What to do:
Your job is to retype all of the data word for word, leaving every image out.

Data entries for graphics:
####################

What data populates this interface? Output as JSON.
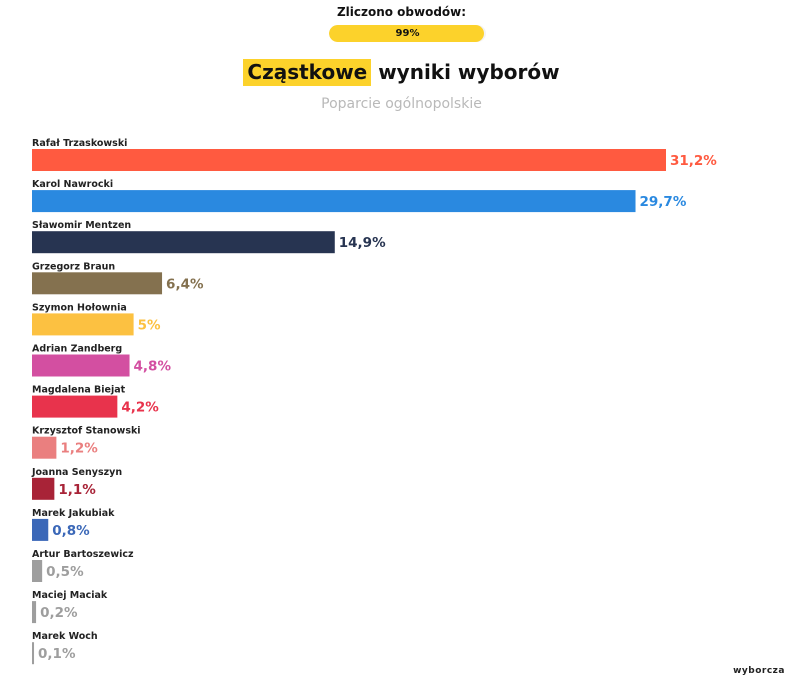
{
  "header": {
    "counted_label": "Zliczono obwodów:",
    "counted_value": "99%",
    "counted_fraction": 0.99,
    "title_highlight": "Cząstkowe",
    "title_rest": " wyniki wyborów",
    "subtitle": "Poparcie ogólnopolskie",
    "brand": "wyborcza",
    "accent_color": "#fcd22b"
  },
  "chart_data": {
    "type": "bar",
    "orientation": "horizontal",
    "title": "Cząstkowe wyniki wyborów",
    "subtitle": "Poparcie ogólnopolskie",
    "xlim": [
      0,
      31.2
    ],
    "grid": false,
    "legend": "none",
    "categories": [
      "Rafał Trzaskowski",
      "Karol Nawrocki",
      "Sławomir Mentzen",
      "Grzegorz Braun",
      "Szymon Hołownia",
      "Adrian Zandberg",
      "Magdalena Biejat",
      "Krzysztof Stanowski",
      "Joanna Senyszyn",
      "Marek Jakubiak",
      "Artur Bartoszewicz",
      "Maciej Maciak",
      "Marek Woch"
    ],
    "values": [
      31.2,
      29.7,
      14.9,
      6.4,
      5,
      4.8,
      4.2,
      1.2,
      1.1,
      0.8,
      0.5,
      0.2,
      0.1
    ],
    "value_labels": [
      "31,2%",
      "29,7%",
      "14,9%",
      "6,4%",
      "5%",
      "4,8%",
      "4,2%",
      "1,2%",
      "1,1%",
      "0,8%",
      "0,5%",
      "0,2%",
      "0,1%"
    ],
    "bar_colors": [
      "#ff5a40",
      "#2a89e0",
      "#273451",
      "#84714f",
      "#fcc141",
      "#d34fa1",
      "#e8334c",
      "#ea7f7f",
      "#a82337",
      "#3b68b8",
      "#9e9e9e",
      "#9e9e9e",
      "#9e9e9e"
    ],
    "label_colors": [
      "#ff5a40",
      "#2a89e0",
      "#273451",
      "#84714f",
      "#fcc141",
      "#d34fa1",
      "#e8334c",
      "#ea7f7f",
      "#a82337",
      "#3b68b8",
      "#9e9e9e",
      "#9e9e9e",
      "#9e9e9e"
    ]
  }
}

####################

Expected answer:
What data populates this interface? Output as JSON.
{
  "header": {
    "counted_label": "Zliczono obwodów:",
    "counted_value": "99%",
    "counted_fraction": 0.99,
    "title_highlight": "Cząstkowe",
    "title_rest": " wyniki wyborów",
    "subtitle": "Poparcie ogólnopolskie",
    "brand": "wyborcza",
    "accent_color": "#fcd22b"
  },
  "chart_data": {
    "type": "bar",
    "orientation": "horizontal",
    "title": "Cząstkowe wyniki wyborów",
    "subtitle": "Poparcie ogólnopolskie",
    "xlim": [
      0,
      31.2
    ],
    "grid": false,
    "legend": "none",
    "categories": [
      "Rafał Trzaskowski",
      "Karol Nawrocki",
      "Sławomir Mentzen",
      "Grzegorz Braun",
      "Szymon Hołownia",
      "Adrian Zandberg",
      "Magdalena Biejat",
      "Krzysztof Stanowski",
      "Joanna Senyszyn",
      "Marek Jakubiak",
      "Artur Bartoszewicz",
      "Maciej Maciak",
      "Marek Woch"
    ],
    "values": [
      31.2,
      29.7,
      14.9,
      6.4,
      5,
      4.8,
      4.2,
      1.2,
      1.1,
      0.8,
      0.5,
      0.2,
      0.1
    ],
    "value_labels": [
      "31,2%",
      "29,7%",
      "14,9%",
      "6,4%",
      "5%",
      "4,8%",
      "4,2%",
      "1,2%",
      "1,1%",
      "0,8%",
      "0,5%",
      "0,2%",
      "0,1%"
    ],
    "bar_colors": [
      "#ff5a40",
      "#2a89e0",
      "#273451",
      "#84714f",
      "#fcc141",
      "#d34fa1",
      "#e8334c",
      "#ea7f7f",
      "#a82337",
      "#3b68b8",
      "#9e9e9e",
      "#9e9e9e",
      "#9e9e9e"
    ],
    "label_colors": [
      "#ff5a40",
      "#2a89e0",
      "#273451",
      "#84714f",
      "#fcc141",
      "#d34fa1",
      "#e8334c",
      "#ea7f7f",
      "#a82337",
      "#3b68b8",
      "#9e9e9e",
      "#9e9e9e",
      "#9e9e9e"
    ]
  }
}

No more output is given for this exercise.